-- START DATA EXTRACT --

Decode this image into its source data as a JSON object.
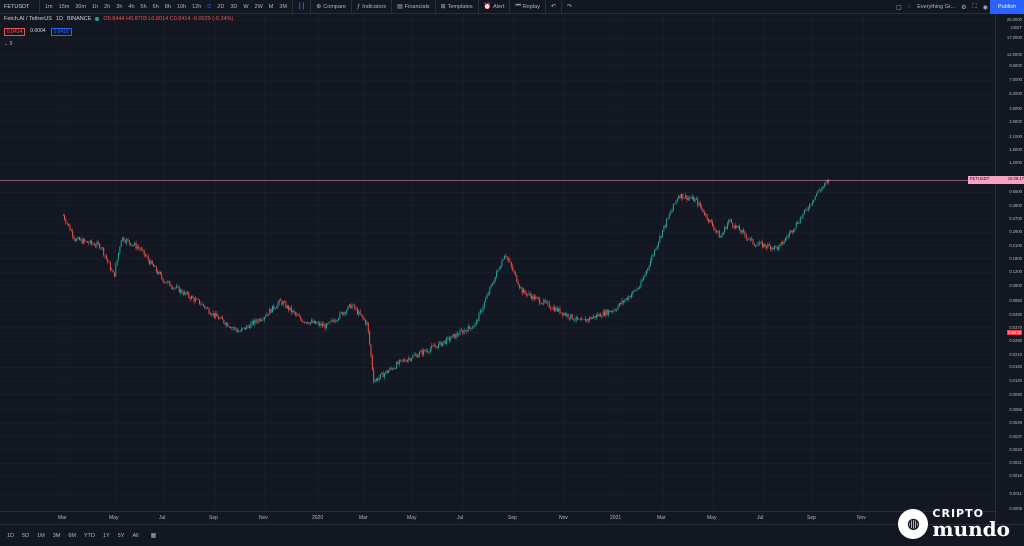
{
  "topbar": {
    "symbol": "FETUSDT",
    "timeframes": [
      "1m",
      "15m",
      "30m",
      "1h",
      "2h",
      "3h",
      "4h",
      "5h",
      "6h",
      "8h",
      "10h",
      "12h",
      "D",
      "2D",
      "3D",
      "W",
      "2W",
      "M",
      "3M"
    ],
    "active_timeframe": "D",
    "compare": "Compare",
    "indicators": "Indicators",
    "financials": "Financials",
    "templates": "Templates",
    "alert": "Alert",
    "replay": "Replay",
    "layout_name": "Everything Gr...",
    "publish": "Publish"
  },
  "legend": {
    "title": "Fetch.AI / TetherUS",
    "interval": "1D",
    "exchange": "BINANCE",
    "ohlc": "O0.8444 H0.8703 L0.8014 C0.8414 -0.0029 (-0.34%)",
    "price_sell": "0.8414",
    "spread": "0.0004",
    "price_buy": "0.8418",
    "indicator_toggle": "9"
  },
  "yaxis": {
    "ticks": [
      "25.0000",
      "USDT",
      "17.0000",
      "12.0000",
      "9.5000",
      "7.0000",
      "5.2000",
      "3.8000",
      "2.9000",
      "2.1000",
      "1.6000",
      "1.2000",
      "0.8414",
      "0.6500",
      "0.4900",
      "0.3700",
      "0.2800",
      "0.2100",
      "0.1600",
      "0.1200",
      "0.0900",
      "0.0650",
      "0.0490",
      "0.0370",
      "0.0332",
      "0.0280",
      "0.0210",
      "0.0160",
      "0.0120",
      "0.0090",
      "0.0065",
      "0.0049",
      "0.0037",
      "0.0028",
      "0.0021",
      "0.0016",
      "0.0011",
      "0.0008"
    ],
    "current_label": "FETUSDT",
    "current_price": "0.8414",
    "countdown": "15:09:17",
    "red_label": "0.0332"
  },
  "xaxis": {
    "ticks": [
      "Mar",
      "May",
      "Jul",
      "Sep",
      "Nov",
      "2020",
      "Mar",
      "May",
      "Jul",
      "Sep",
      "Nov",
      "2021",
      "Mar",
      "May",
      "Jul",
      "Sep",
      "Nov"
    ]
  },
  "bottombar": {
    "ranges": [
      "1D",
      "5D",
      "1M",
      "3M",
      "6M",
      "YTD",
      "1Y",
      "5Y",
      "All"
    ]
  },
  "watermark": {
    "line1": "CRIPTO",
    "line2": "mundo"
  },
  "colors": {
    "up": "#26a69a",
    "down": "#ef5350",
    "accent": "#2962ff",
    "bg": "#131722",
    "grid": "#1e222d"
  },
  "chart_data": {
    "type": "candlestick",
    "x": [
      "2019-02-28",
      "2019-03-15",
      "2019-04-15",
      "2019-05-01",
      "2019-05-10",
      "2019-06-01",
      "2019-07-01",
      "2019-08-15",
      "2019-09-01",
      "2019-10-01",
      "2019-11-01",
      "2019-11-20",
      "2019-12-15",
      "2020-01-15",
      "2020-02-15",
      "2020-03-05",
      "2020-03-13",
      "2020-04-15",
      "2020-06-01",
      "2020-07-15",
      "2020-08-20",
      "2020-09-10",
      "2020-10-15",
      "2020-11-20",
      "2021-01-01",
      "2021-02-01",
      "2021-03-01",
      "2021-03-20",
      "2021-04-10",
      "2021-05-10",
      "2021-05-20",
      "2021-06-20",
      "2021-07-20",
      "2021-08-20",
      "2021-09-05",
      "2021-09-20"
    ],
    "close": [
      0.4,
      0.24,
      0.21,
      0.11,
      0.25,
      0.2,
      0.1,
      0.062,
      0.048,
      0.034,
      0.048,
      0.065,
      0.044,
      0.038,
      0.06,
      0.04,
      0.012,
      0.018,
      0.026,
      0.04,
      0.18,
      0.08,
      0.058,
      0.042,
      0.055,
      0.09,
      0.3,
      0.62,
      0.55,
      0.25,
      0.36,
      0.22,
      0.2,
      0.42,
      0.65,
      0.8414
    ],
    "ylog": true,
    "ylim": [
      0.0008,
      25
    ]
  }
}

-- END DATA EXTRACT --

Transcribe the material exactly, and leave out whatever pictures it holds.

- WORKED SOLUTION -
Decode this image into its source data as a JSON object.
{
  "topbar": {
    "symbol": "FETUSDT",
    "timeframes": [
      "1m",
      "15m",
      "30m",
      "1h",
      "2h",
      "3h",
      "4h",
      "5h",
      "6h",
      "8h",
      "10h",
      "12h",
      "D",
      "2D",
      "3D",
      "W",
      "2W",
      "M",
      "3M"
    ],
    "active_timeframe": "D",
    "compare": "Compare",
    "indicators": "Indicators",
    "financials": "Financials",
    "templates": "Templates",
    "alert": "Alert",
    "replay": "Replay",
    "layout_name": "Everything Gr...",
    "publish": "Publish"
  },
  "legend": {
    "title": "Fetch.AI / TetherUS",
    "interval": "1D",
    "exchange": "BINANCE",
    "ohlc": "O0.8444 H0.8703 L0.8014 C0.8414 -0.0029 (-0.34%)",
    "price_sell": "0.8414",
    "spread": "0.0004",
    "price_buy": "0.8418",
    "indicator_toggle": "9"
  },
  "yaxis": {
    "ticks": [
      "25.0000",
      "USDT",
      "17.0000",
      "12.0000",
      "9.5000",
      "7.0000",
      "5.2000",
      "3.8000",
      "2.9000",
      "2.1000",
      "1.6000",
      "1.2000",
      "0.8414",
      "0.6500",
      "0.4900",
      "0.3700",
      "0.2800",
      "0.2100",
      "0.1600",
      "0.1200",
      "0.0900",
      "0.0650",
      "0.0490",
      "0.0370",
      "0.0332",
      "0.0280",
      "0.0210",
      "0.0160",
      "0.0120",
      "0.0090",
      "0.0065",
      "0.0049",
      "0.0037",
      "0.0028",
      "0.0021",
      "0.0016",
      "0.0011",
      "0.0008"
    ],
    "current_label": "FETUSDT",
    "current_price": "0.8414",
    "countdown": "15:09:17",
    "red_label": "0.0332"
  },
  "xaxis": {
    "ticks": [
      "Mar",
      "May",
      "Jul",
      "Sep",
      "Nov",
      "2020",
      "Mar",
      "May",
      "Jul",
      "Sep",
      "Nov",
      "2021",
      "Mar",
      "May",
      "Jul",
      "Sep",
      "Nov"
    ]
  },
  "bottombar": {
    "ranges": [
      "1D",
      "5D",
      "1M",
      "3M",
      "6M",
      "YTD",
      "1Y",
      "5Y",
      "All"
    ]
  },
  "watermark": {
    "line1": "CRIPTO",
    "line2": "mundo"
  },
  "colors": {
    "up": "#26a69a",
    "down": "#ef5350",
    "accent": "#2962ff",
    "bg": "#131722",
    "grid": "#1e222d"
  },
  "chart_data": {
    "type": "candlestick",
    "x": [
      "2019-02-28",
      "2019-03-15",
      "2019-04-15",
      "2019-05-01",
      "2019-05-10",
      "2019-06-01",
      "2019-07-01",
      "2019-08-15",
      "2019-09-01",
      "2019-10-01",
      "2019-11-01",
      "2019-11-20",
      "2019-12-15",
      "2020-01-15",
      "2020-02-15",
      "2020-03-05",
      "2020-03-13",
      "2020-04-15",
      "2020-06-01",
      "2020-07-15",
      "2020-08-20",
      "2020-09-10",
      "2020-10-15",
      "2020-11-20",
      "2021-01-01",
      "2021-02-01",
      "2021-03-01",
      "2021-03-20",
      "2021-04-10",
      "2021-05-10",
      "2021-05-20",
      "2021-06-20",
      "2021-07-20",
      "2021-08-20",
      "2021-09-05",
      "2021-09-20"
    ],
    "close": [
      0.4,
      0.24,
      0.21,
      0.11,
      0.25,
      0.2,
      0.1,
      0.062,
      0.048,
      0.034,
      0.048,
      0.065,
      0.044,
      0.038,
      0.06,
      0.04,
      0.012,
      0.018,
      0.026,
      0.04,
      0.18,
      0.08,
      0.058,
      0.042,
      0.055,
      0.09,
      0.3,
      0.62,
      0.55,
      0.25,
      0.36,
      0.22,
      0.2,
      0.42,
      0.65,
      0.8414
    ],
    "ylog": true,
    "ylim": [
      0.0008,
      25
    ]
  }
}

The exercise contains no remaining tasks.